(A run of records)
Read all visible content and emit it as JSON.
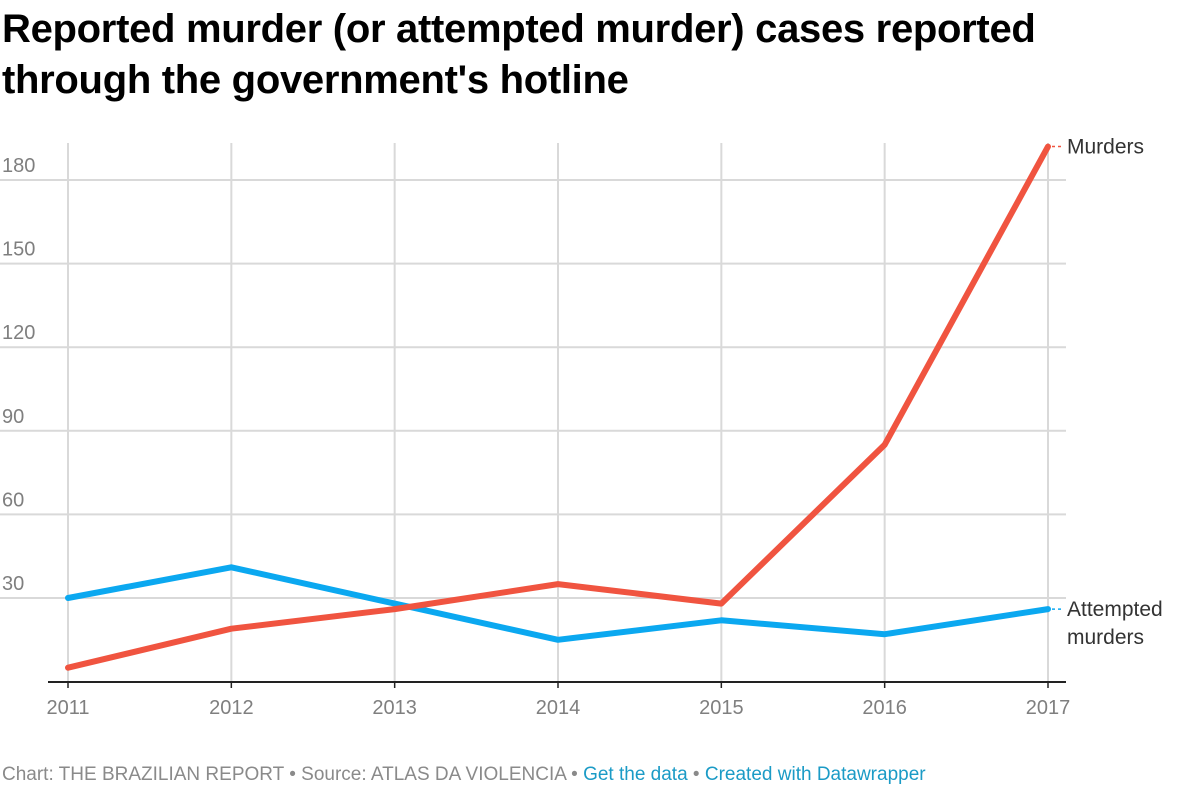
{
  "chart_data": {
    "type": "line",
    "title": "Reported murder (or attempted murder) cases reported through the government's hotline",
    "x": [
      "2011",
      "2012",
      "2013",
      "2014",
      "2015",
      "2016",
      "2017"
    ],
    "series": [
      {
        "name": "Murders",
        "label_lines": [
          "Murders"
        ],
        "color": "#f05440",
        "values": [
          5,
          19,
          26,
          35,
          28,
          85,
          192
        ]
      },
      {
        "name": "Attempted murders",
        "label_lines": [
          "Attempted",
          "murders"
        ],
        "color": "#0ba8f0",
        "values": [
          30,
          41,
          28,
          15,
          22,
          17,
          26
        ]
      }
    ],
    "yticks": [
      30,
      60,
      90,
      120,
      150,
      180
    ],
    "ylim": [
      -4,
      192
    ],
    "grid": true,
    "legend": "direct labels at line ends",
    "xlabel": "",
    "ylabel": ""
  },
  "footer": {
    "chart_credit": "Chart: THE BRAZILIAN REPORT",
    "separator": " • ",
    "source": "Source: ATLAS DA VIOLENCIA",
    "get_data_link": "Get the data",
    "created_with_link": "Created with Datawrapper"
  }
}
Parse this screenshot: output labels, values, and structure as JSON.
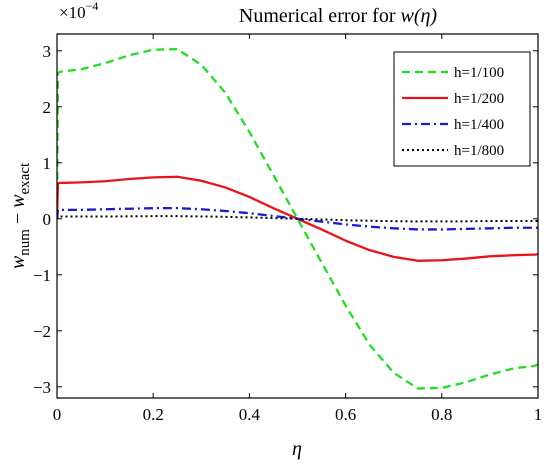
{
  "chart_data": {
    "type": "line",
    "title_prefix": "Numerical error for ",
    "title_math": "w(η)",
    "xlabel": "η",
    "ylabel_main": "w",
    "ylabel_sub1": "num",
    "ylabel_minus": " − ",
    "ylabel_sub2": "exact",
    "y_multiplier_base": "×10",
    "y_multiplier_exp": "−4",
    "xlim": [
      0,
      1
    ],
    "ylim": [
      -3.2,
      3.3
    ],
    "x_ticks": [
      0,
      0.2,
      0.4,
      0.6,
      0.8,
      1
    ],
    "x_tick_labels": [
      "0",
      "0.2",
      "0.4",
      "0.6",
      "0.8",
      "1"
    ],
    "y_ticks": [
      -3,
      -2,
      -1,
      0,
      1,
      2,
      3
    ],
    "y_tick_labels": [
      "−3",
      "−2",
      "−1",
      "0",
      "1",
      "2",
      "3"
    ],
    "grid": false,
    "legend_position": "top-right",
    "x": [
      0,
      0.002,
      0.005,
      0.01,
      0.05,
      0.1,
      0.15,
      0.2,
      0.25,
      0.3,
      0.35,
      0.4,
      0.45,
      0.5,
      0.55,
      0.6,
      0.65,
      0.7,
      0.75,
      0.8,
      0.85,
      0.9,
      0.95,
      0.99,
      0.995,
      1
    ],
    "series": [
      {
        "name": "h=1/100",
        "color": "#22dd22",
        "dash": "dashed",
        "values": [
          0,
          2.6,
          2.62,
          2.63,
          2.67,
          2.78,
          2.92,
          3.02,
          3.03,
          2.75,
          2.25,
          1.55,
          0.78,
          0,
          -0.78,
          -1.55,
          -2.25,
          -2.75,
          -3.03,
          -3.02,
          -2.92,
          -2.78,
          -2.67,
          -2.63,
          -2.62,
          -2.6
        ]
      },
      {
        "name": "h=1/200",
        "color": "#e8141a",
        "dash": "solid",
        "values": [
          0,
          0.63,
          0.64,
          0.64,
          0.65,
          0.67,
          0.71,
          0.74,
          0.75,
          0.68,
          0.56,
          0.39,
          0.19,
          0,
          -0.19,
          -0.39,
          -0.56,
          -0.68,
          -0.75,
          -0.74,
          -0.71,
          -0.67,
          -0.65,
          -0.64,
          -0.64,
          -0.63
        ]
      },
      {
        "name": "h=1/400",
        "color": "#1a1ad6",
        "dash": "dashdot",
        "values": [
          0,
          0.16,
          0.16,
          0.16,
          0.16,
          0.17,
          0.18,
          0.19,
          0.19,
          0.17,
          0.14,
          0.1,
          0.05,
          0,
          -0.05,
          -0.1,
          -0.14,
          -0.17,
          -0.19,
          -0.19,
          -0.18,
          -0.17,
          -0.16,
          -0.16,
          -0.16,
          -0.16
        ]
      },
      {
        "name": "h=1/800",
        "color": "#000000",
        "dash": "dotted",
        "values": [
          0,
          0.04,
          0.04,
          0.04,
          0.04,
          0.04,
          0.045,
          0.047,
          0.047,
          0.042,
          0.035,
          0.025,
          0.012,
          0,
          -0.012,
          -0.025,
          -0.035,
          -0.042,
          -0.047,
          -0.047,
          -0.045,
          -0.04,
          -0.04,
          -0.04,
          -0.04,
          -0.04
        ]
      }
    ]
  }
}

REQUIRED WORK: Leave out the pictures and copy every record above exactly.

ANSWER TO THE PROBLEM:
Read all visible content and emit it as JSON.
{
  "chart_data": {
    "type": "line",
    "title": "Reported murder (or attempted murder) cases reported through the government's hotline",
    "x": [
      "2011",
      "2012",
      "2013",
      "2014",
      "2015",
      "2016",
      "2017"
    ],
    "series": [
      {
        "name": "Murders",
        "label_lines": [
          "Murders"
        ],
        "color": "#f05440",
        "values": [
          5,
          19,
          26,
          35,
          28,
          85,
          192
        ]
      },
      {
        "name": "Attempted murders",
        "label_lines": [
          "Attempted",
          "murders"
        ],
        "color": "#0ba8f0",
        "values": [
          30,
          41,
          28,
          15,
          22,
          17,
          26
        ]
      }
    ],
    "yticks": [
      30,
      60,
      90,
      120,
      150,
      180
    ],
    "ylim": [
      -4,
      192
    ],
    "grid": true,
    "legend": "direct labels at line ends",
    "xlabel": "",
    "ylabel": ""
  },
  "footer": {
    "chart_credit": "Chart: THE BRAZILIAN REPORT",
    "separator": " • ",
    "source": "Source: ATLAS DA VIOLENCIA",
    "get_data_link": "Get the data",
    "created_with_link": "Created with Datawrapper"
  }
}
Parse this screenshot: output labels, values, and structure as JSON.
{
  "chart_data": {
    "type": "line",
    "title_prefix": "Numerical error for ",
    "title_math": "w(η)",
    "xlabel": "η",
    "ylabel_main": "w",
    "ylabel_sub1": "num",
    "ylabel_minus": " − ",
    "ylabel_sub2": "exact",
    "y_multiplier_base": "×10",
    "y_multiplier_exp": "−4",
    "xlim": [
      0,
      1
    ],
    "ylim": [
      -3.2,
      3.3
    ],
    "x_ticks": [
      0,
      0.2,
      0.4,
      0.6,
      0.8,
      1
    ],
    "x_tick_labels": [
      "0",
      "0.2",
      "0.4",
      "0.6",
      "0.8",
      "1"
    ],
    "y_ticks": [
      -3,
      -2,
      -1,
      0,
      1,
      2,
      3
    ],
    "y_tick_labels": [
      "−3",
      "−2",
      "−1",
      "0",
      "1",
      "2",
      "3"
    ],
    "grid": false,
    "legend_position": "top-right",
    "x": [
      0,
      0.002,
      0.005,
      0.01,
      0.05,
      0.1,
      0.15,
      0.2,
      0.25,
      0.3,
      0.35,
      0.4,
      0.45,
      0.5,
      0.55,
      0.6,
      0.65,
      0.7,
      0.75,
      0.8,
      0.85,
      0.9,
      0.95,
      0.99,
      0.995,
      1
    ],
    "series": [
      {
        "name": "h=1/100",
        "color": "#22dd22",
        "dash": "dashed",
        "values": [
          0,
          2.6,
          2.62,
          2.63,
          2.67,
          2.78,
          2.92,
          3.02,
          3.03,
          2.75,
          2.25,
          1.55,
          0.78,
          0,
          -0.78,
          -1.55,
          -2.25,
          -2.75,
          -3.03,
          -3.02,
          -2.92,
          -2.78,
          -2.67,
          -2.63,
          -2.62,
          -2.6
        ]
      },
      {
        "name": "h=1/200",
        "color": "#e8141a",
        "dash": "solid",
        "values": [
          0,
          0.63,
          0.64,
          0.64,
          0.65,
          0.67,
          0.71,
          0.74,
          0.75,
          0.68,
          0.56,
          0.39,
          0.19,
          0,
          -0.19,
          -0.39,
          -0.56,
          -0.68,
          -0.75,
          -0.74,
          -0.71,
          -0.67,
          -0.65,
          -0.64,
          -0.64,
          -0.63
        ]
      },
      {
        "name": "h=1/400",
        "color": "#1a1ad6",
        "dash": "dashdot",
        "values": [
          0,
          0.16,
          0.16,
          0.16,
          0.16,
          0.17,
          0.18,
          0.19,
          0.19,
          0.17,
          0.14,
          0.1,
          0.05,
          0,
          -0.05,
          -0.1,
          -0.14,
          -0.17,
          -0.19,
          -0.19,
          -0.18,
          -0.17,
          -0.16,
          -0.16,
          -0.16,
          -0.16
        ]
      },
      {
        "name": "h=1/800",
        "color": "#000000",
        "dash": "dotted",
        "values": [
          0,
          0.04,
          0.04,
          0.04,
          0.04,
          0.04,
          0.045,
          0.047,
          0.047,
          0.042,
          0.035,
          0.025,
          0.012,
          0,
          -0.012,
          -0.025,
          -0.035,
          -0.042,
          -0.047,
          -0.047,
          -0.045,
          -0.04,
          -0.04,
          -0.04,
          -0.04,
          -0.04
        ]
      }
    ]
  }
}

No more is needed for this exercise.